### [What you will do]
Which lines below hold the word "expanded"? Report each one.

### [Data listing]

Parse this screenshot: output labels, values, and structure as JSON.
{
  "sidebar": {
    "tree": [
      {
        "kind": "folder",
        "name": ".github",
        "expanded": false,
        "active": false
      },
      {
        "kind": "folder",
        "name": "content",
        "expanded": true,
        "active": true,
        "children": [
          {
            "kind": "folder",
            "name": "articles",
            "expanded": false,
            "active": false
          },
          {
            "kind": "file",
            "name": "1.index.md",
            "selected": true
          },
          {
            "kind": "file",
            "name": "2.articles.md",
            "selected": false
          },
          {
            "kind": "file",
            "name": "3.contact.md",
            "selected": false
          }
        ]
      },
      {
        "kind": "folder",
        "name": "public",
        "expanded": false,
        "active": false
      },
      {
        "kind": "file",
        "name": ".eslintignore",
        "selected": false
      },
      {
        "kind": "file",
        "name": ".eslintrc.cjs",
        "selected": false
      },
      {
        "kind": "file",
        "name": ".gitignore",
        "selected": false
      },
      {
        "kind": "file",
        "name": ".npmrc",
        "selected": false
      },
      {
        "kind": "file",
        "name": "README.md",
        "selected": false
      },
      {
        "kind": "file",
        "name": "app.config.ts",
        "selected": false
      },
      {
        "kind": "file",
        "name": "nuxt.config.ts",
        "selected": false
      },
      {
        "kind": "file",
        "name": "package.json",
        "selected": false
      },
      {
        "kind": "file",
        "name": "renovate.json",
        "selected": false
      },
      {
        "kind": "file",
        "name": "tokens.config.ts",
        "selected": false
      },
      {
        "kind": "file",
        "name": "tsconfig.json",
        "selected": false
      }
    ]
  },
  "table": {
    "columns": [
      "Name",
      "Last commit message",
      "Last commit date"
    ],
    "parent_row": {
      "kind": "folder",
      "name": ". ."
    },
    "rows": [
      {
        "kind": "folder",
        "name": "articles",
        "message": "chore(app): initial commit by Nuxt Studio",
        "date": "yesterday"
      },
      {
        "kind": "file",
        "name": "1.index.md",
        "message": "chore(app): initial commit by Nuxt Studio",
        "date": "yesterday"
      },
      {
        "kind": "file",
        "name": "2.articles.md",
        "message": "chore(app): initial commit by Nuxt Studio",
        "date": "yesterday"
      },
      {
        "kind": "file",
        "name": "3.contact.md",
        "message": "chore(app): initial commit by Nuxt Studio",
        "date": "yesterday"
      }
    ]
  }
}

### [Solution]
        "expanded": false,
        "expanded": true,
            "expanded": false,
        "expanded": false,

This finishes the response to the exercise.